(Dataset excerpts)
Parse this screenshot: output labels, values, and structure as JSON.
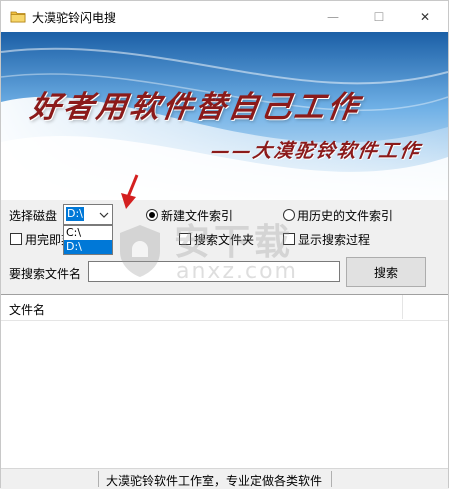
{
  "window": {
    "title": "大漠驼铃闪电搜",
    "minimize_glyph": "—",
    "maximize_glyph": "☐",
    "close_glyph": "✕"
  },
  "banner": {
    "slogan": "好者用软件替自己工作",
    "signature": "——大漠驼铃软件工作"
  },
  "disk": {
    "label": "选择磁盘",
    "selected": "D:\\",
    "options": [
      "C:\\",
      "D:\\"
    ]
  },
  "options": {
    "new_index_label": "新建文件索引",
    "history_index_label": "用历史的文件索引",
    "save_index_label": "用完即弃索引",
    "search_folder_label": "搜索文件夹",
    "show_process_label": "显示搜索过程",
    "new_index_selected": true,
    "history_index_selected": false
  },
  "search": {
    "label": "要搜索文件名",
    "value": "",
    "button_label": "搜索"
  },
  "list": {
    "columns": [
      "文件名"
    ]
  },
  "status": {
    "text": "大漠驼铃软件工作室，专业定做各类软件"
  },
  "watermark": {
    "text": "安下载",
    "sub": "anxz.com"
  },
  "icons": {
    "app": "app-icon",
    "dropdown": "chevron-down-icon",
    "annotation": "red-arrow-icon"
  },
  "colors": {
    "selection": "#0078d7",
    "banner_text": "#8b1a1a",
    "annotation_arrow": "#d42020"
  }
}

* **GOAL**: The records above are to be restated exactly, without their pictures.

* **ANSWER TO THE PROBLEM**:
Parse this screenshot: output labels, values, and structure as JSON.
{
  "window": {
    "title": "大漠驼铃闪电搜",
    "minimize_glyph": "—",
    "maximize_glyph": "☐",
    "close_glyph": "✕"
  },
  "banner": {
    "slogan": "好者用软件替自己工作",
    "signature": "——大漠驼铃软件工作"
  },
  "disk": {
    "label": "选择磁盘",
    "selected": "D:\\",
    "options": [
      "C:\\",
      "D:\\"
    ]
  },
  "options": {
    "new_index_label": "新建文件索引",
    "history_index_label": "用历史的文件索引",
    "save_index_label": "用完即弃索引",
    "search_folder_label": "搜索文件夹",
    "show_process_label": "显示搜索过程",
    "new_index_selected": true,
    "history_index_selected": false
  },
  "search": {
    "label": "要搜索文件名",
    "value": "",
    "button_label": "搜索"
  },
  "list": {
    "columns": [
      "文件名"
    ]
  },
  "status": {
    "text": "大漠驼铃软件工作室，专业定做各类软件"
  },
  "watermark": {
    "text": "安下载",
    "sub": "anxz.com"
  },
  "icons": {
    "app": "app-icon",
    "dropdown": "chevron-down-icon",
    "annotation": "red-arrow-icon"
  },
  "colors": {
    "selection": "#0078d7",
    "banner_text": "#8b1a1a",
    "annotation_arrow": "#d42020"
  }
}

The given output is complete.